С другой стороны, рабовладение в Дикси (как в ту пору собирательно называли штаты Юга) было невозможно сдержать в существующих рамках. Специфика плантаторских хозяйств требовала постоянного расширения земель. Больше того, сама местная верхушка нисколько не стремилась замыкаться в своих границах. В 1840–1850-х годах южные элиты неуклонно лоббировали три общефедеральные меры, неприемлемые для северных штатов:

— легальность рабовладения в новых штатах, создаваемых по мере экспансии США к Тихому океану. Небогатых северян эта амбиция демотивировала переезжать на запад в поисках лучшей жизни;

— признание невольничества во всём Союзе, включая те штаты, где от него отказались задолго до середины XIX века. От северян требовалось выдавать на Юг беглых темнокожих и отказаться от любой критики рабовладения;

— отмена заградительных пошлин на промтовары из Европы. Южане хотели торговать с Европой напрямую, нисколько не заботясь о молодой индустрии в других регионах США.

СОХРАНЁННЫЕ ЗАПИСИ:
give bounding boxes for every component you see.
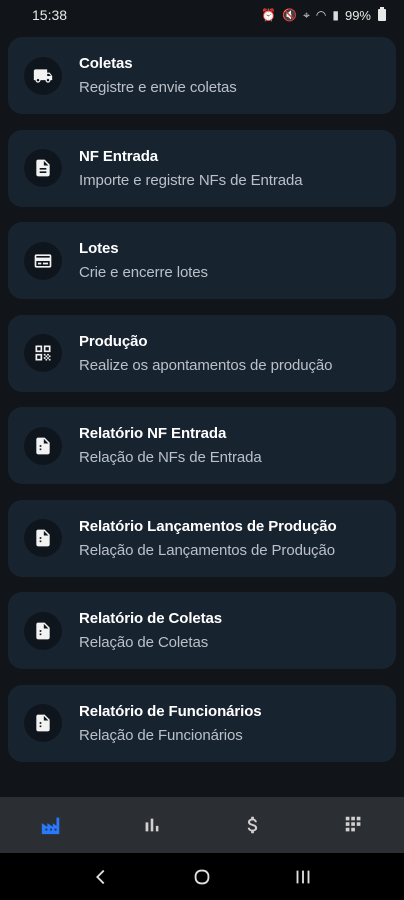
- system-nav-bar: [0, 853, 404, 900]
- card-icon: [24, 241, 62, 280]
- nav-tab-chart[interactable]: [122, 797, 182, 853]
- qr-code-icon: [24, 334, 62, 372]
- nav-tab-finance[interactable]: [223, 797, 283, 853]
- menu-item-relatorio-coletas[interactable]: Relatório de Coletas Relação de Coletas: [8, 592, 396, 669]
- menu-list: Coletas Registre e envie coletas NF Entr…: [0, 30, 404, 797]
- menu-item-coletas[interactable]: Coletas Registre e envie coletas: [8, 37, 396, 114]
- menu-item-subtitle: Relação de Lançamentos de Produção: [79, 541, 335, 559]
- location-icon: ⌖: [303, 7, 310, 22]
- status-bar: 15:38 ⏰ 🔇 ⌖ ◠ ▮ 99%: [0, 0, 404, 30]
- factory-icon: [41, 817, 60, 835]
- menu-item-subtitle: Relação de Coletas: [79, 634, 209, 651]
- report-icon: [24, 519, 62, 557]
- menu-item-title: NF Entrada: [79, 147, 159, 165]
- mute-icon: 🔇: [282, 8, 298, 22]
- battery-icon: [378, 7, 386, 21]
- signal-icon: ▮: [332, 8, 339, 22]
- menu-item-title: Relatório de Funcionários: [79, 702, 262, 720]
- report-icon: [24, 426, 62, 465]
- truck-icon: [24, 56, 62, 95]
- menu-item-relatorio-funcionarios[interactable]: Relatório de Funcionários Relação de Fun…: [8, 684, 396, 762]
- battery-level: 99%: [344, 7, 371, 23]
- nav-tab-pallet[interactable]: [324, 797, 384, 853]
- document-icon: [24, 149, 62, 187]
- menu-item-subtitle: Realize os apontamentos de produção: [79, 356, 333, 374]
- menu-item-relatorio-lancamentos[interactable]: Relatório Lançamentos de Produção Relaçã…: [8, 499, 396, 577]
- menu-item-title: Lotes: [79, 240, 119, 257]
- menu-item-subtitle: Registre e envie coletas: [79, 79, 237, 96]
- home-button[interactable]: [182, 857, 222, 897]
- menu-item-title: Coletas: [79, 55, 133, 72]
- home-circle-icon: [194, 869, 210, 884]
- menu-item-subtitle: Crie e encerre lotes: [79, 264, 208, 281]
- pallet-icon: [345, 816, 360, 832]
- menu-item-relatorio-nf-entrada[interactable]: Relatório NF Entrada Relação de NFs de E…: [8, 407, 396, 484]
- menu-item-title: Relatório de Coletas: [79, 610, 223, 627]
- menu-item-lotes[interactable]: Lotes Crie e encerre lotes: [8, 222, 396, 299]
- recents-button[interactable]: [283, 857, 323, 897]
- bar-chart-icon: [145, 818, 158, 832]
- menu-item-producao[interactable]: Produção Realize os apontamentos de prod…: [8, 314, 396, 392]
- back-chevron-icon: [95, 869, 105, 884]
- menu-item-subtitle: Relação de Funcionários: [79, 726, 243, 744]
- wifi-icon: ◠: [315, 8, 327, 22]
- nav-tab-factory[interactable]: [21, 797, 81, 853]
- menu-item-title: Relatório NF Entrada: [79, 425, 227, 442]
- menu-item-nf-entrada[interactable]: NF Entrada Importe e registre NFs de Ent…: [8, 129, 396, 207]
- menu-item-subtitle: Importe e registre NFs de Entrada: [79, 171, 303, 189]
- recents-icon: [296, 870, 310, 883]
- menu-item-title: Relatório Lançamentos de Produção: [79, 517, 337, 535]
- status-time: 15:38: [32, 7, 68, 23]
- alarm-icon: ⏰: [261, 8, 277, 22]
- report-icon: [24, 611, 62, 650]
- report-icon: [24, 704, 62, 742]
- menu-item-title: Produção: [79, 332, 148, 350]
- back-button[interactable]: [81, 857, 121, 897]
- bottom-nav: [0, 797, 404, 853]
- menu-item-subtitle: Relação de NFs de Entrada: [79, 449, 262, 466]
- dollar-icon: [247, 816, 257, 834]
- status-icons: ⏰ 🔇 ⌖ ◠ ▮ 99%: [261, 7, 386, 23]
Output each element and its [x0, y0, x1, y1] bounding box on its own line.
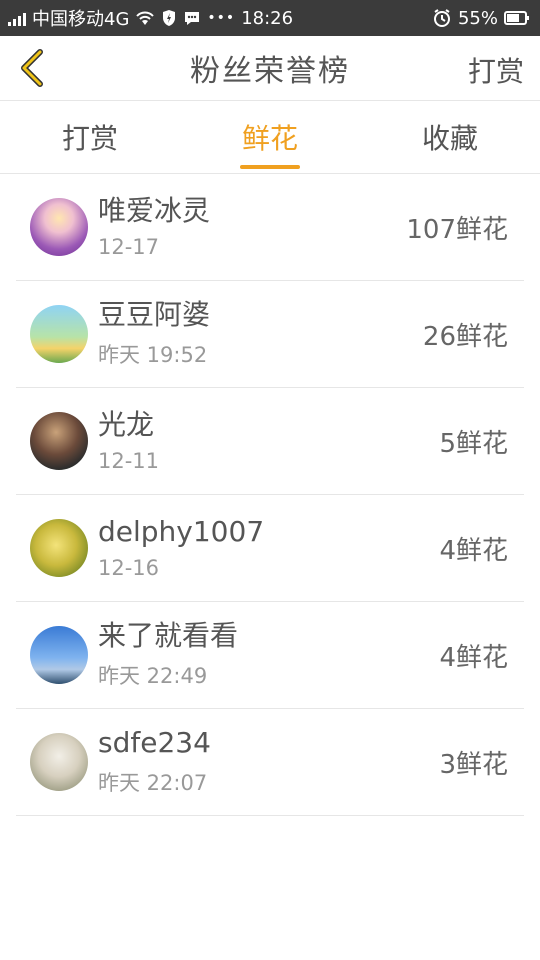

ЧТО ТРЕБУЕТСЯ:
Отмены каких пошлин, согласно отрывку о рабовладении на Юге, добивались южные элиты?

РЕШЕНИЕ ЗАДАЧИ:
Заградительных пошлин на промтовары из Европы.